Give only the number of lines in these records that contain the word "metro".

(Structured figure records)
#####
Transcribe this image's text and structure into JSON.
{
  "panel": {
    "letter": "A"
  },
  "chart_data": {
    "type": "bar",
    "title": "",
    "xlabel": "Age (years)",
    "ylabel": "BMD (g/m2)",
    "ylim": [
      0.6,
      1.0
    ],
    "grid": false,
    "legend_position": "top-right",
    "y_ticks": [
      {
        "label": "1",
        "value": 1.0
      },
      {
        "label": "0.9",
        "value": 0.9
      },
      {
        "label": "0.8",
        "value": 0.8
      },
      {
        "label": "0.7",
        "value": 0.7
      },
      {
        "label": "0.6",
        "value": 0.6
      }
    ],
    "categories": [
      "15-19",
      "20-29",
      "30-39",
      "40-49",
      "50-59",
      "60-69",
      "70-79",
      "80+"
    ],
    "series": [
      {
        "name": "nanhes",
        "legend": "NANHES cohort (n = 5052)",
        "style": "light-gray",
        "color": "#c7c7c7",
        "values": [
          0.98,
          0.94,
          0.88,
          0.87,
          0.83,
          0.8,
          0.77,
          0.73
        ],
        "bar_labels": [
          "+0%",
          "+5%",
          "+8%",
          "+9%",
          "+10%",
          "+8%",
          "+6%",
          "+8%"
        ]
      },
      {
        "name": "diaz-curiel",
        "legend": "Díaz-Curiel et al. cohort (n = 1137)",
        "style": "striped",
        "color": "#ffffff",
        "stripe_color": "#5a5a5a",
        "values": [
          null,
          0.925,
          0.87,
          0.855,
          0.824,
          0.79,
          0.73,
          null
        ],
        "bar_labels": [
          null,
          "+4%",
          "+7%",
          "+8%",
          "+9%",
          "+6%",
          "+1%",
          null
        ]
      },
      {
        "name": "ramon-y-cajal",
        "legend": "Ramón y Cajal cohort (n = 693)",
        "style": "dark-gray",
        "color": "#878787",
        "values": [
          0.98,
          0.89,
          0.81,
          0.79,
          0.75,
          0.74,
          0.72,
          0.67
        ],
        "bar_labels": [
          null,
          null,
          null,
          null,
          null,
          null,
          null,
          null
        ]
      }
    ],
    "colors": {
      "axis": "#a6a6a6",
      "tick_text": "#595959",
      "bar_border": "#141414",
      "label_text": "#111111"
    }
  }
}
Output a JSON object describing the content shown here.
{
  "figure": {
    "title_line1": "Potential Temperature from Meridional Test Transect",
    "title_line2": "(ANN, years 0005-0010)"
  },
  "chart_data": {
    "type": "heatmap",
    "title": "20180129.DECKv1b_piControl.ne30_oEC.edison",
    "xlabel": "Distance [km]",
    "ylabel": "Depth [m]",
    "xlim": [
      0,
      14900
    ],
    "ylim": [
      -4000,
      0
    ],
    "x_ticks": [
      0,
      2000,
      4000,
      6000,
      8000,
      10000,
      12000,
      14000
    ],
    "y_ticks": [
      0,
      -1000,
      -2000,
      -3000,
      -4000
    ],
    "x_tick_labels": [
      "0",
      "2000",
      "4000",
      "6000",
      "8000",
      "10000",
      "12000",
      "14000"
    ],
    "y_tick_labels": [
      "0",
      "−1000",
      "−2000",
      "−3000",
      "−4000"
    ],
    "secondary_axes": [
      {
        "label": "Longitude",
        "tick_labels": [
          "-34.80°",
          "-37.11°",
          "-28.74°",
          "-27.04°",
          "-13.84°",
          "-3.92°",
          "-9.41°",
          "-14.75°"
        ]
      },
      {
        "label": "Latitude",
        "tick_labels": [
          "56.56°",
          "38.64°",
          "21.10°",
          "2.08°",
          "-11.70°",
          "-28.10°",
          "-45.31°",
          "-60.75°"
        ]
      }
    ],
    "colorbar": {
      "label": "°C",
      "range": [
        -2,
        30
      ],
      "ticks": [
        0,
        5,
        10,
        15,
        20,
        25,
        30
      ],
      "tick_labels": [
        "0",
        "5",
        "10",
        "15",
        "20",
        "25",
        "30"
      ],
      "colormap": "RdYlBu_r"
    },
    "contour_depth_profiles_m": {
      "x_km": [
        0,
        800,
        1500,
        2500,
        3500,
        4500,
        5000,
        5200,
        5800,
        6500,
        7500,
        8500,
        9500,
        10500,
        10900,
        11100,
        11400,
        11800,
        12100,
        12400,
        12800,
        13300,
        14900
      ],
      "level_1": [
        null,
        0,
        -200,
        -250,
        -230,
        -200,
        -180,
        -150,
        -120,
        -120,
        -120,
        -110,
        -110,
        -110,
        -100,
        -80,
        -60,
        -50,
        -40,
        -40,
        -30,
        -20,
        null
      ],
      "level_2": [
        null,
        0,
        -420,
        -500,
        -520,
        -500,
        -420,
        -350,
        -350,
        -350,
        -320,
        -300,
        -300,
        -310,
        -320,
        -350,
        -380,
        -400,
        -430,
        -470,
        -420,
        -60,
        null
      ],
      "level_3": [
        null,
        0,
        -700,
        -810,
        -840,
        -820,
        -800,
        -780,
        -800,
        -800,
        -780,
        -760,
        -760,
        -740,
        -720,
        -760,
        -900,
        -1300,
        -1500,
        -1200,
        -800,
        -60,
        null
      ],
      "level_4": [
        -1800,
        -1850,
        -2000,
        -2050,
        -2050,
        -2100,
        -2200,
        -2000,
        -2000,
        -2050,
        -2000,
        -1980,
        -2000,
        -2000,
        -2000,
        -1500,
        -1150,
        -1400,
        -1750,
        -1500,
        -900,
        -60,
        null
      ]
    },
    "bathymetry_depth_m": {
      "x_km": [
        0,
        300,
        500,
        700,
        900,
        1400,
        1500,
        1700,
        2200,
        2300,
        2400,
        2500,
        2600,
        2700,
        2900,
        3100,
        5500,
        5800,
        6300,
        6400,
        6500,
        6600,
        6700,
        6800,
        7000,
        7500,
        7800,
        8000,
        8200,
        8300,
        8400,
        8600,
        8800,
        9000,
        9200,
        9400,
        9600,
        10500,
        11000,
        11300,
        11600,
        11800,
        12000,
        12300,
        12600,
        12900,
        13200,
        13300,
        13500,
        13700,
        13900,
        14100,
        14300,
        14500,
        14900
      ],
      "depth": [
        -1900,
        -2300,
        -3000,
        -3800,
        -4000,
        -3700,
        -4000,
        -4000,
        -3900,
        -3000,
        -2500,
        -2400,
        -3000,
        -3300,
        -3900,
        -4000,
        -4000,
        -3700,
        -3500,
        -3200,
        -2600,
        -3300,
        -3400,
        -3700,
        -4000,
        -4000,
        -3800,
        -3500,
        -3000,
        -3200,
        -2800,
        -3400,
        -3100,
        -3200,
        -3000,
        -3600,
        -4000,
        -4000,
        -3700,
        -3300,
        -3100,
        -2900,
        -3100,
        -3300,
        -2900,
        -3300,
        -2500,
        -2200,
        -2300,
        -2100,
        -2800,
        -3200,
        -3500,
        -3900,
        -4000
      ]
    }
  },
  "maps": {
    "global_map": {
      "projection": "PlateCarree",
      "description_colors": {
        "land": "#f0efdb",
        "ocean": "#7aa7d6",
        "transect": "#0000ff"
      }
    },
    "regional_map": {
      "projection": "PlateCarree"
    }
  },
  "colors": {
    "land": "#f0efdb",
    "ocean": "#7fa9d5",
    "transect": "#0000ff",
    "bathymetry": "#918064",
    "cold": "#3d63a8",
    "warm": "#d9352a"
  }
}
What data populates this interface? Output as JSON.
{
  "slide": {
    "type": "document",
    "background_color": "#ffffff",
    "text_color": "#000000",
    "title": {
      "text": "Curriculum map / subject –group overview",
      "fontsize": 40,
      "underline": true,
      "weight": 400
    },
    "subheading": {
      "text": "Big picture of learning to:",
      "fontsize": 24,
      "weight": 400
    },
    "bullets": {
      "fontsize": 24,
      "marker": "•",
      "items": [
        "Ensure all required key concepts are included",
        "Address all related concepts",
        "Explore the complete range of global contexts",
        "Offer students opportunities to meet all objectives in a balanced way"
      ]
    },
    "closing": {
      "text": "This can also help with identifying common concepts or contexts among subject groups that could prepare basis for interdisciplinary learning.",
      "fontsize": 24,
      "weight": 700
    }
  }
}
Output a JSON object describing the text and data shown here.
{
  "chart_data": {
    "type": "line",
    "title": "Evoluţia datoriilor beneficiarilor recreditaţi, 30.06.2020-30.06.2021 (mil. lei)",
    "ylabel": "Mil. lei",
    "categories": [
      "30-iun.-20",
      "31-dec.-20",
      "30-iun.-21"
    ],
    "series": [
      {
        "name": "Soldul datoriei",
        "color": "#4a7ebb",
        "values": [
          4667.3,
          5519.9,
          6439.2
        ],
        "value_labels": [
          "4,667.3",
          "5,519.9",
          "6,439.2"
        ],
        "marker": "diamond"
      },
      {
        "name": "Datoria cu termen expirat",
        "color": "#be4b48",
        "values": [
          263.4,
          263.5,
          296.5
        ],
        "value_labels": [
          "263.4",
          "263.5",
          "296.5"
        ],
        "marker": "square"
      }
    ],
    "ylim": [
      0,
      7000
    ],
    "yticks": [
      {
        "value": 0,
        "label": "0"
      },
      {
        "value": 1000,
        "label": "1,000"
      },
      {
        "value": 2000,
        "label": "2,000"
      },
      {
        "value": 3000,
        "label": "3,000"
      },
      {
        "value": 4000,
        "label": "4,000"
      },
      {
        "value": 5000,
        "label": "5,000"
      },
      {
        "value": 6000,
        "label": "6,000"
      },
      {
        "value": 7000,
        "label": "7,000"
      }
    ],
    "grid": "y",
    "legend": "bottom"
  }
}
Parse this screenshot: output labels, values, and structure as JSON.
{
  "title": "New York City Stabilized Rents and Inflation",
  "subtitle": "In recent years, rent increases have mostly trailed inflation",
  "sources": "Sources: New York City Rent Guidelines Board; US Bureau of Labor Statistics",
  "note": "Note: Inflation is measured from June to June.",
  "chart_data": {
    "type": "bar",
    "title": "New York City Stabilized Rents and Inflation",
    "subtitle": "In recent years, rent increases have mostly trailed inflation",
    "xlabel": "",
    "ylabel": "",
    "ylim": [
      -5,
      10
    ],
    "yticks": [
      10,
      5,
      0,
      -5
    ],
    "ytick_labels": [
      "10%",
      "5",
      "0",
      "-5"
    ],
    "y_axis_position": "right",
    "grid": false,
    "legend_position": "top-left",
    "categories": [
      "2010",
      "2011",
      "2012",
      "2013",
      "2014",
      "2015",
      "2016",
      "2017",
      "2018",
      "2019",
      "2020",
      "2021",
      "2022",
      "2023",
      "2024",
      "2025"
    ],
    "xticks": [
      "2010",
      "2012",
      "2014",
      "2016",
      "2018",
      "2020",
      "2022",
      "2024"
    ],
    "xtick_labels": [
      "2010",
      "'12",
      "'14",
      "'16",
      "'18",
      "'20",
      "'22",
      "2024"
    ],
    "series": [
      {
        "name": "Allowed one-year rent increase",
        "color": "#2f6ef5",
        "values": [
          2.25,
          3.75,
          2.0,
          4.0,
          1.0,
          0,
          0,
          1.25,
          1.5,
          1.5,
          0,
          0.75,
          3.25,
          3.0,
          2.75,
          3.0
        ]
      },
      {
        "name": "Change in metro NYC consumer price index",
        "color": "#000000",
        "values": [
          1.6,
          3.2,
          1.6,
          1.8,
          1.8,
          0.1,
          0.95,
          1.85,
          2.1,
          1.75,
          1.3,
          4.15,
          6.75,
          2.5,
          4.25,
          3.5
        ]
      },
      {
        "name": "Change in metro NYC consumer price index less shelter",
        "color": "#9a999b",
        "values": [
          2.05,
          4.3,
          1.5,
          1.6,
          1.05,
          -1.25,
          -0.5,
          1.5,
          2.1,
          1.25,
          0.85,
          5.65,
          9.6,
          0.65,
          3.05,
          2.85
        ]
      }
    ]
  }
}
#####
» Output of the exercise
2